### Exercise brief
For each line of the data below that holds "инфраструктуры", copy the line.

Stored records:
[Start]
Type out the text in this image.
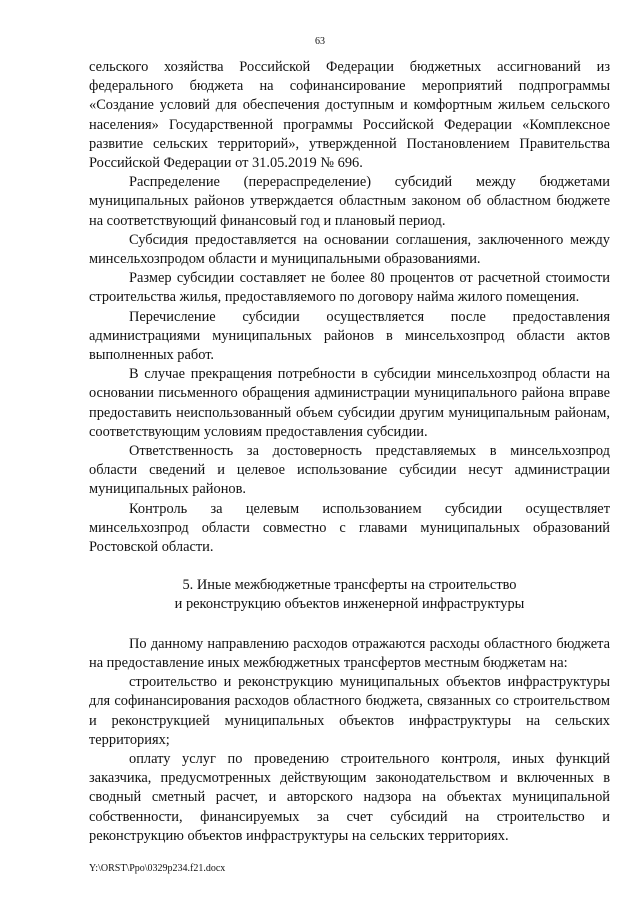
63

сельского хозяйства Российской Федерации бюджетных ассигнований из федерального бюджета на софинансирование мероприятий подпрограммы «Создание условий для обеспечения доступным и комфортным жильем сельского населения» Государственной программы Российской Федерации «Комплексное развитие сельских территорий», утвержденной Постановлением Правительства Российской Федерации от 31.05.2019 № 696.

Распределение (перераспределение) субсидий между бюджетами муниципальных районов утверждается областным законом об областном бюджете на соответствующий финансовый год и плановый период.

Субсидия предоставляется на основании соглашения, заключенного между минсельхозпродом области и муниципальными образованиями.

Размер субсидии составляет не более 80 процентов от расчетной стоимости строительства жилья, предоставляемого по договору найма жилого помещения.

Перечисление субсидии осуществляется после предоставления администрациями муниципальных районов в минсельхозпрод области актов выполненных работ.

В случае прекращения потребности в субсидии минсельхозпрод области на основании письменного обращения администрации муниципального района вправе предоставить неиспользованный объем субсидии другим муниципальным районам, соответствующим условиям предоставления субсидии.

Ответственность за достоверность представляемых в минсельхозпрод области сведений и целевое использование субсидии несут администрации муниципальных районов.

Контроль за целевым использованием субсидии осуществляет минсельхозпрод области совместно с главами муниципальных образований Ростовской области.

5. Иные межбюджетные трансферты на строительство
и реконструкцию объектов инженерной инфраструктуры

По данному направлению расходов отражаются расходы областного бюджета на предоставление иных межбюджетных трансфертов местным бюджетам на:

строительство и реконструкцию муниципальных объектов инфраструктуры для софинансирования расходов областного бюджета, связанных со строительством и реконструкцией муниципальных объектов инфраструктуры на сельских территориях;

оплату услуг по проведению строительного контроля, иных функций заказчика, предусмотренных действующим законодательством и включенных в сводный сметный расчет, и авторского надзора на объектах муниципальной собственности, финансируемых за счет субсидий на строительство и реконструкцию объектов инфраструктуры на сельских территориях.

Y:\ORST\Ppo\0329p234.f21.docx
[End]
### Response for this exercise
и реконструкцию объектов инженерной инфраструктуры
строительство и реконструкцию муниципальных объектов инфраструктуры для софинансирования расходов областного бюджета, связанных со строительством и реконструкцией муниципальных объектов инфраструктуры на сельских территориях;
оплату услуг по проведению строительного контроля, иных функций заказчика, предусмотренных действующим законодательством и включенных в сводный сметный расчет, и авторского надзора на объектах муниципальной собственности, финансируемых за счет субсидий на строительство и реконструкцию объектов инфраструктуры на сельских территориях.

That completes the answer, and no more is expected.